**Excerpt provided**

********

I have question on the below code. In the main function what will happen when the line: obj = 20; is executed. I am not able to understand why it calls the constructor? Could anyone of you please explain?
#include <iostream>
#include <string>
using namespace std;
class Int {
int x;
public:
Int(int x_in = 0)
: x{ x_in }
{
cout << "Conversion Ctor called" << endl;
}
operator string()
{
cout << "Conversion Operator" << endl;
return to_string(x);
}
};
int main()
{
Int obj(3);
string str = obj;
obj = 20;
string str2 = static_cast<string>(obj);
obj = static_cast<Int>(30);
return 0;
}
CodePudding user response:
Within the class there is not defined the assignment operator operator =( int )
. But the class has the conversion constructor
Int(int x_in = 0)
So in this statement
obj = 20;
there is called the constructor like Int( 20 )
to convert the integer value to an object of the type Int
that can be assigned to the object obj
due to the implicit move assignment operator generated by the compiler.
CodePudding user response:
Lacking a assignment operator taking int
, your compiler uses the next best assignment operator it can get it's hands on, which is the implicitly declared move assignment operator (Int::operator=(Int&&)
). To use this operator, a rvalue reference to a Int
object is required, which the compiler creates using the constructor Int::Int(int)
, i.e. the compiler treats obj = 20;
as
obj.operator=(Int(20));
To see what's happening here, you could implement the move assignment operator yourself to print something to the console when the assignment operator is executed:
class Int
{
...
public:
...
Int& operator=(Int&& other)
{
std::cout << "move assignment of Int, new value: " << other.x << '\n';
x = other.x;
return *this;
}
// the following members are only declared to make sure the available
// constructors/operators are the same as in the original version of the code
Int(Int&&) = default;
Int& operator=(Int const&) = default;
Int(Int const&) = default;
};

********

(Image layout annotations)

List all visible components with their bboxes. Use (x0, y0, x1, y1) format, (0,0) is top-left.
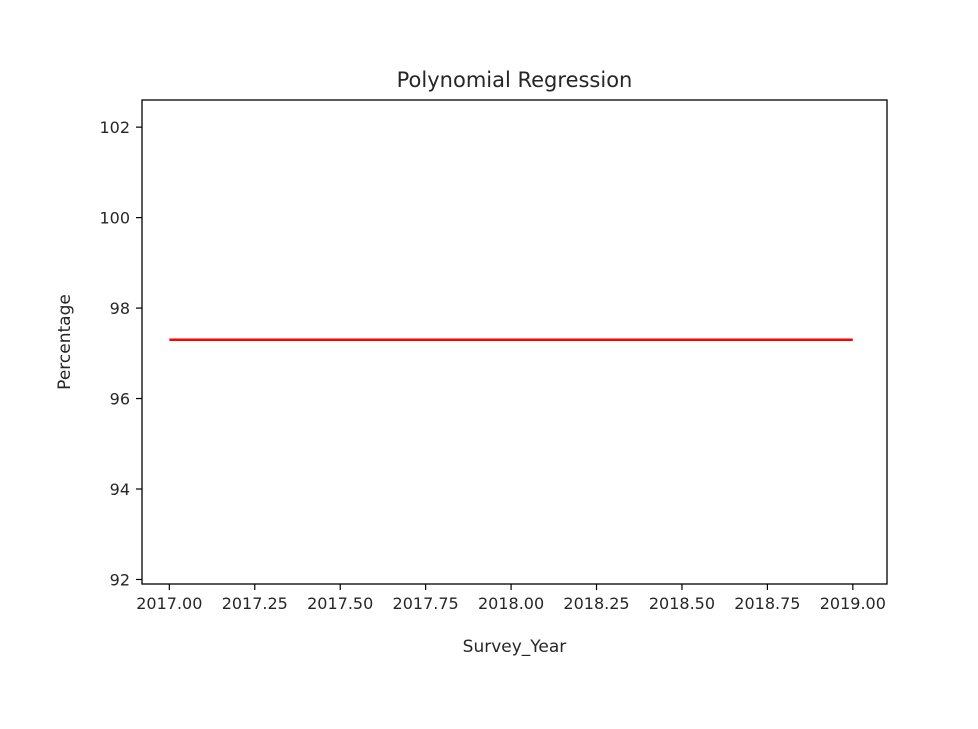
x-tick-label: 2017.25 (222, 594, 288, 613)
x-axis-label: Survey_Year (463, 637, 567, 657)
x-tick-label: 2018.50 (649, 594, 715, 613)
x-tick-label: 2018.00 (478, 594, 544, 613)
x-axis-ticks: 2017.00 2017.25 2017.50 2017.75 2018.00 2018.… (136, 584, 886, 613)
y-axis-label: Percentage (55, 294, 75, 390)
x-tick-label: 2017.50 (307, 594, 373, 613)
x-tick-label: 2017.75 (393, 594, 459, 613)
y-tick-label: 96 (110, 390, 130, 409)
y-tick-label: 98 (110, 299, 130, 318)
x-tick-label: 2019.00 (820, 594, 886, 613)
x-tick-label: 2018.75 (734, 594, 800, 613)
x-tick-label: 2018.25 (563, 594, 629, 613)
y-axis-ticks: 92 94 96 98 100 102 (99, 118, 142, 589)
x-tick-label: 2017.00 (136, 594, 202, 613)
y-tick-label: 100 (99, 209, 130, 228)
plot-area-frame (141, 99, 888, 585)
y-tick-label: 92 (110, 570, 130, 589)
chart-title: Polynomial Regression (397, 68, 633, 92)
y-tick-label: 102 (99, 118, 130, 137)
y-tick-label: 94 (110, 480, 130, 499)
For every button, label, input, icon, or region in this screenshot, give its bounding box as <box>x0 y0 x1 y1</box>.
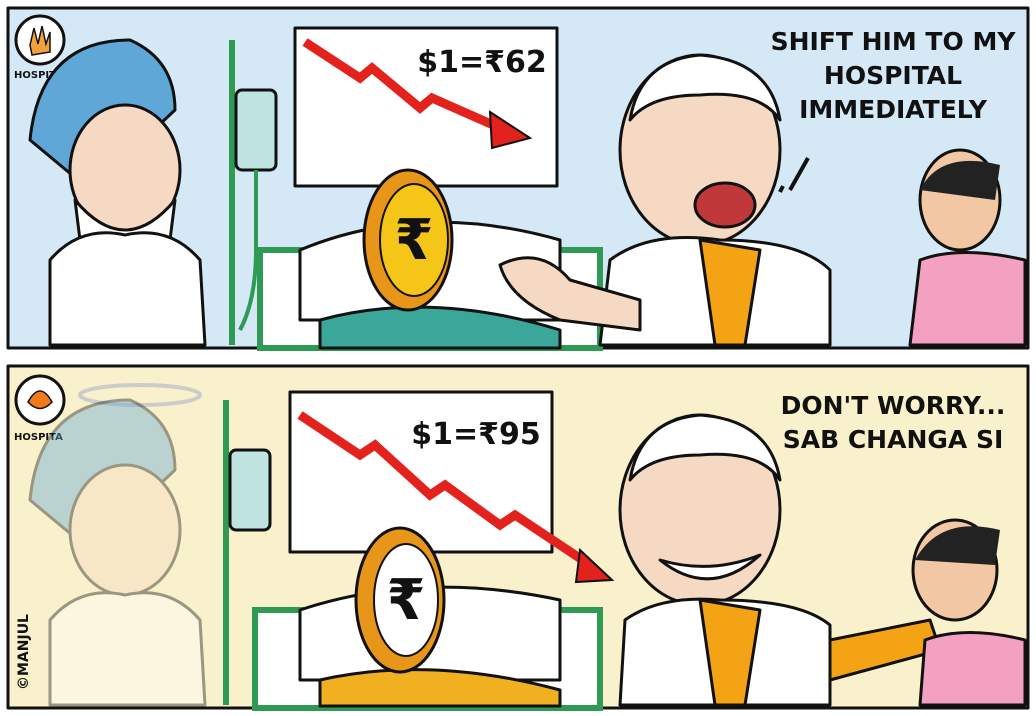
speech-line: HOSPITAL <box>824 61 962 90</box>
coin-symbol: ₹ <box>387 568 426 633</box>
panel-2: HOSPITA $1=₹95 ₹ DON'T WORRY... SAB CHAN… <box>8 366 1028 708</box>
speech-line: IMMEDIATELY <box>799 95 988 124</box>
exchange-rate: $1=₹95 <box>411 417 541 452</box>
speech-line: SHIFT HIM TO MY <box>771 27 1017 56</box>
coin-symbol: ₹ <box>395 208 434 273</box>
credit: ©MANJUL <box>16 614 32 690</box>
panel-1: HOSPITA $1=₹62 ₹ SHIFT HIM T <box>8 8 1028 348</box>
speech-line: SAB CHANGA SI <box>783 425 1004 454</box>
exchange-rate: $1=₹62 <box>417 45 547 80</box>
cartoon: HOSPITA $1=₹62 ₹ SHIFT HIM T <box>0 0 1036 716</box>
chart-board <box>290 392 552 552</box>
speech-line: DON'T WORRY... <box>781 391 1006 420</box>
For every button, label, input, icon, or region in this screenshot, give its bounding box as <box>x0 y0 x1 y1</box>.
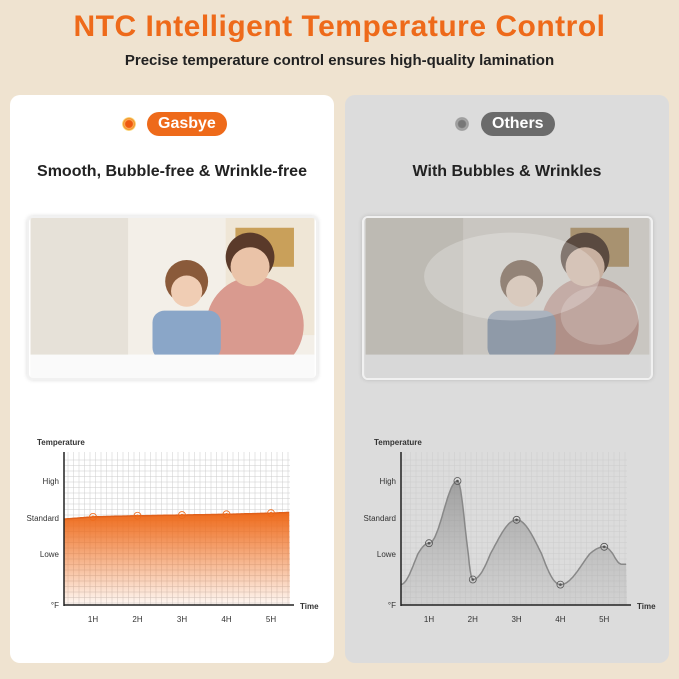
others-badge: Others <box>481 112 555 136</box>
grey-dot-icon <box>455 117 469 131</box>
gasbye-badge: Gasbye <box>147 112 227 136</box>
page-title: NTC Intelligent Temperature Control <box>73 10 606 43</box>
laminated-photo-clear <box>27 216 318 380</box>
others-caption: With Bubbles & Wrinkles <box>412 163 602 180</box>
laminated-photo-bubbled <box>362 216 653 380</box>
glow-dot-icon <box>122 117 136 131</box>
gasbye-panel: Gasbye Smooth, Bubble-free & Wrinkle-fre… <box>10 95 334 663</box>
page-subtitle: Precise temperature control ensures high… <box>124 52 555 69</box>
gasbye-caption: Smooth, Bubble-free & Wrinkle-free <box>37 163 307 180</box>
others-panel: Others With Bubbles & Wrinkles <box>345 95 669 663</box>
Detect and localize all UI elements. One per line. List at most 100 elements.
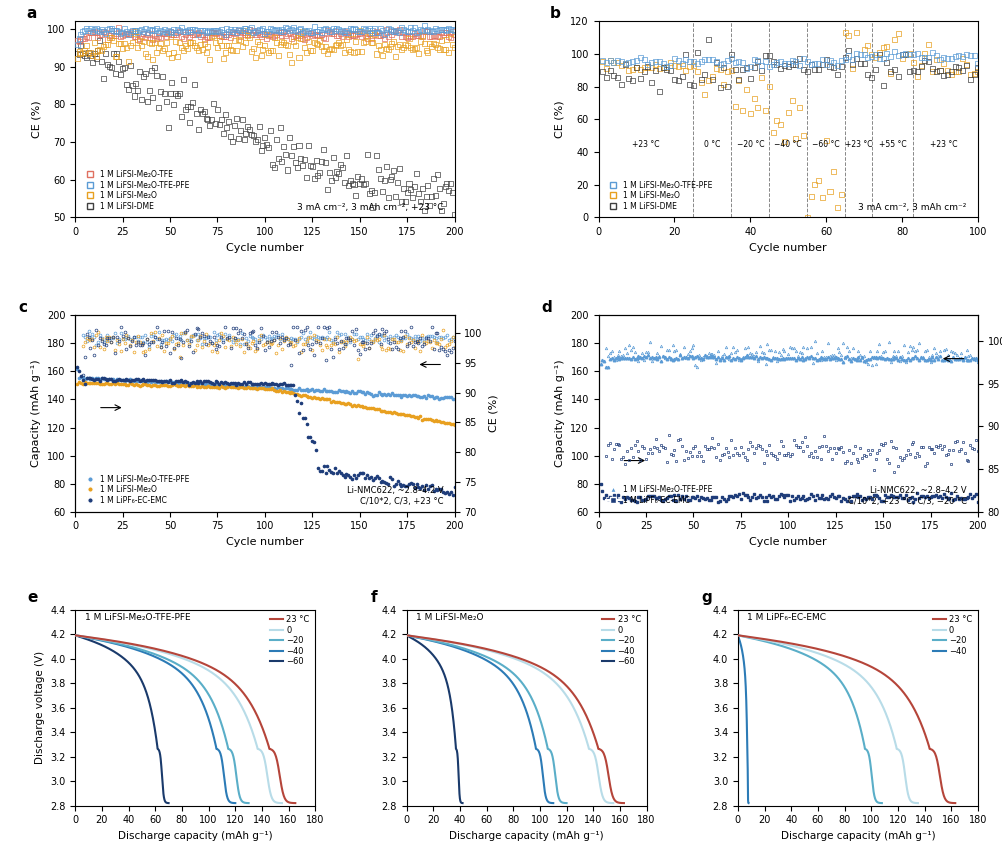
Point — [76, 43, 92, 57]
Point — [235, 133, 252, 147]
Point — [301, 27, 317, 40]
Point — [107, 29, 123, 43]
Point — [263, 43, 279, 57]
Point — [297, 41, 313, 55]
Point — [235, 23, 252, 37]
Point — [772, 62, 788, 75]
Point — [196, 105, 212, 118]
Point — [224, 26, 240, 39]
Point — [901, 47, 917, 61]
Point — [673, 57, 689, 70]
Point — [116, 60, 132, 74]
Point — [171, 36, 187, 50]
Point — [194, 23, 210, 37]
Point — [158, 35, 174, 49]
Point — [289, 25, 305, 39]
Point — [76, 24, 92, 38]
Point — [803, 57, 819, 71]
Point — [435, 196, 451, 210]
Point — [197, 111, 213, 125]
Point — [776, 57, 792, 70]
Point — [122, 58, 138, 72]
Point — [594, 55, 610, 69]
Point — [302, 27, 318, 40]
Point — [700, 74, 716, 87]
Point — [73, 27, 89, 41]
Point — [194, 43, 210, 57]
Point — [371, 162, 387, 176]
Point — [213, 39, 229, 52]
Point — [137, 22, 153, 36]
Point — [255, 27, 271, 40]
Point — [220, 115, 236, 129]
Point — [878, 39, 894, 53]
Point — [249, 132, 266, 146]
Point — [301, 23, 317, 37]
Point — [372, 21, 388, 35]
Point — [247, 51, 264, 64]
Point — [435, 27, 451, 41]
Point — [374, 28, 390, 42]
Point — [177, 39, 193, 52]
Legend: 23 °C, 0, −20, −40, −60: 23 °C, 0, −20, −40, −60 — [267, 612, 313, 669]
Point — [435, 43, 451, 57]
Point — [90, 24, 106, 38]
Point — [380, 191, 396, 205]
Point — [196, 33, 212, 46]
Text: +23 °C: +23 °C — [929, 140, 957, 149]
Point — [920, 38, 936, 51]
Point — [169, 88, 185, 102]
Point — [372, 28, 388, 42]
Point — [150, 30, 166, 44]
Point — [871, 47, 887, 61]
Point — [810, 174, 826, 188]
Point — [128, 23, 144, 37]
Point — [594, 65, 610, 79]
Point — [143, 27, 159, 41]
Point — [348, 34, 364, 48]
Point — [647, 57, 663, 71]
Point — [837, 52, 853, 66]
Point — [211, 117, 227, 131]
Point — [224, 44, 240, 57]
Point — [167, 87, 183, 100]
Point — [336, 45, 352, 59]
Point — [310, 38, 326, 51]
Point — [220, 39, 236, 52]
Point — [323, 25, 339, 39]
Point — [182, 24, 198, 38]
Point — [95, 71, 111, 85]
Point — [380, 29, 396, 43]
Point — [110, 21, 126, 34]
Point — [946, 60, 962, 74]
Point — [912, 51, 928, 64]
Point — [787, 54, 803, 68]
Point — [890, 48, 906, 62]
Point — [859, 68, 875, 81]
Point — [344, 27, 360, 40]
Point — [416, 24, 432, 38]
Point — [673, 69, 689, 83]
Point — [737, 83, 754, 97]
Point — [359, 23, 375, 37]
Point — [905, 63, 921, 77]
Point — [616, 57, 632, 71]
Point — [369, 47, 385, 61]
Point — [882, 67, 898, 81]
Point — [355, 36, 371, 50]
Point — [365, 201, 381, 214]
Point — [207, 35, 223, 49]
Point — [201, 118, 217, 132]
Point — [784, 54, 800, 68]
Point — [954, 63, 970, 77]
Point — [291, 28, 307, 42]
Point — [795, 129, 811, 143]
Point — [795, 63, 811, 76]
Legend: 23 °C, 0, −20, −40: 23 °C, 0, −20, −40 — [929, 612, 975, 659]
Point — [325, 42, 341, 56]
Point — [346, 28, 362, 42]
Point — [250, 27, 267, 41]
Point — [141, 30, 157, 44]
Point — [233, 112, 249, 126]
Point — [333, 39, 349, 52]
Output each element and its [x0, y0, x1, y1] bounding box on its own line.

********

**Problems to work on**
(a) Copy word for word the part of the forum thread on the C++ conversion constructor that begins with "to convert the" and ends with "the constructor Int::Int(int)".
(b) Turn only the part of the rows that starts with the line containing "x-tick-label: 2017.25 (222, 594, 288, 613)" and ends with the line containing "x-tick-label: 2017.50 (307, 594, 373, 613)", both included, into a numbered list with blank lines left out.

**Outputs by task**
(a)
to convert the integer value to an object of the type Int
that can be assigned to the object obj
due to the implicit move assignment operator generated by the compiler.
CodePudding user response:
Lacking a assignment operator taking int
, your compiler uses the next best assignment operator it can get it's hands on, which is the implicitly declared move assignment operator (Int::operator=(Int&&)
). To use this operator, a rvalue reference to a Int
object is required, which the compiler creates using the constructor Int::Int(int)

(b)
1. x-tick-label: 2017.25 (222, 594, 288, 613)
2. x-axis-label: Survey_Year (463, 637, 567, 657)
3. x-tick-label: 2018.50 (649, 594, 715, 613)
4. x-tick-label: 2018.00 (478, 594, 544, 613)
5. x-axis-ticks: 2017.00 2017.25 2017.50 2017.75 2018.00 2018.… (136, 584, 886, 613)
6. y-axis-label: Percentage (55, 294, 75, 390)
7. x-tick-label: 2017.50 (307, 594, 373, 613)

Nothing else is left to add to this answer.